# START OF Task input

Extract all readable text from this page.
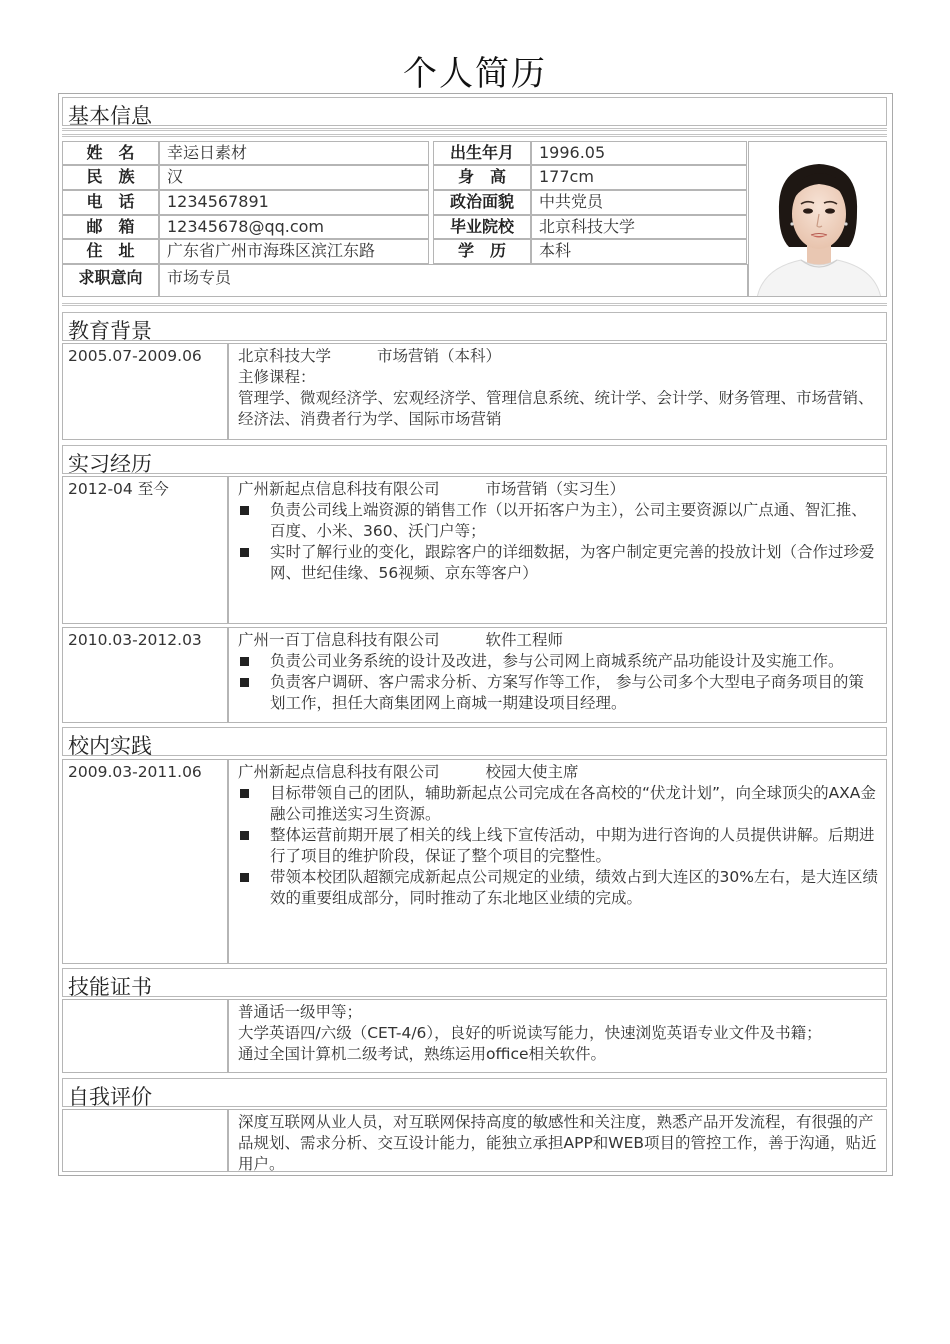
个人简历
基本信息
姓　名	幸运日素材
民　族	汉
电　话	1234567891
邮　箱	12345678@qq.com
住　址	广东省广州市海珠区滨江东路
求职意向	市场专员
出生年月	1996.05
身　高	177cm
政治面貌	中共党员
毕业院校	北京科技大学
学　历	本科
教育背景
2005.07-2009.06	北京科技大学	市场营销（本科）
主修课程：
管理学、微观经济学、宏观经济学、管理信息系统、统计学、会计学、财务管理、市场营销、经济法、消费者行为学、国际市场营销
实习经历
2012-04 至今	广州新起点信息科技有限公司	市场营销（实习生）
负责公司线上端资源的销售工作（以开拓客户为主），公司主要资源以广点通、智汇推、百度、小米、360、沃门户等；
实时了解行业的变化，跟踪客户的详细数据，为客户制定更完善的投放计划（合作过珍爱网、世纪佳缘、56视频、京东等客户）
2010.03-2012.03	广州一百丁信息科技有限公司	软件工程师
负责公司业务系统的设计及改进，参与公司网上商城系统产品功能设计及实施工作。
负责客户调研、客户需求分析、方案写作等工作， 参与公司多个大型电子商务项目的策划工作，担任大商集团网上商城一期建设项目经理。
校内实践
2009.03-2011.06	广州新起点信息科技有限公司	校园大使主席
目标带领自己的团队，辅助新起点公司完成在各高校的“伏龙计划”，向全球顶尖的AXA金融公司推送实习生资源。
整体运营前期开展了相关的线上线下宣传活动，中期为进行咨询的人员提供讲解。后期进行了项目的维护阶段，保证了整个项目的完整性。
带领本校团队超额完成新起点公司规定的业绩，绩效占到大连区的30%左右，是大连区绩效的重要组成部分，同时推动了东北地区业绩的完成。
技能证书
普通话一级甲等；
大学英语四/六级（CET-4/6），良好的听说读写能力，快速浏览英语专业文件及书籍；
通过全国计算机二级考试，熟练运用office相关软件。
自我评价
深度互联网从业人员，对互联网保持高度的敏感性和关注度，熟悉产品开发流程，有很强的产品规划、需求分析、交互设计能力，能独立承担APP和WEB项目的管控工作，善于沟通，贴近用户。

# END OF Task input

→ Your task:
Every line of the material is to be quoted exactly, with no pictures carried over.

→ Solution below:
Extract all readable text from this page.
个人简历
基本信息
姓　名	幸运日素材
民　族	汉
电　话	1234567891
邮　箱	12345678@qq.com
住　址	广东省广州市海珠区滨江东路
求职意向	市场专员
出生年月	1996.05
身　高	177cm
政治面貌	中共党员
毕业院校	北京科技大学
学　历	本科
教育背景
2005.07-2009.06	北京科技大学	市场营销（本科）
主修课程：
管理学、微观经济学、宏观经济学、管理信息系统、统计学、会计学、财务管理、市场营销、经济法、消费者行为学、国际市场营销
实习经历
2012-04 至今	广州新起点信息科技有限公司	市场营销（实习生）
负责公司线上端资源的销售工作（以开拓客户为主），公司主要资源以广点通、智汇推、百度、小米、360、沃门户等；
实时了解行业的变化，跟踪客户的详细数据，为客户制定更完善的投放计划（合作过珍爱网、世纪佳缘、56视频、京东等客户）
2010.03-2012.03	广州一百丁信息科技有限公司	软件工程师
负责公司业务系统的设计及改进，参与公司网上商城系统产品功能设计及实施工作。
负责客户调研、客户需求分析、方案写作等工作， 参与公司多个大型电子商务项目的策划工作，担任大商集团网上商城一期建设项目经理。
校内实践
2009.03-2011.06	广州新起点信息科技有限公司	校园大使主席
目标带领自己的团队，辅助新起点公司完成在各高校的“伏龙计划”，向全球顶尖的AXA金融公司推送实习生资源。
整体运营前期开展了相关的线上线下宣传活动，中期为进行咨询的人员提供讲解。后期进行了项目的维护阶段，保证了整个项目的完整性。
带领本校团队超额完成新起点公司规定的业绩，绩效占到大连区的30%左右，是大连区绩效的重要组成部分，同时推动了东北地区业绩的完成。
技能证书
普通话一级甲等；
大学英语四/六级（CET-4/6），良好的听说读写能力，快速浏览英语专业文件及书籍；
通过全国计算机二级考试，熟练运用office相关软件。
自我评价
深度互联网从业人员，对互联网保持高度的敏感性和关注度，熟悉产品开发流程，有很强的产品规划、需求分析、交互设计能力，能独立承担APP和WEB项目的管控工作，善于沟通，贴近用户。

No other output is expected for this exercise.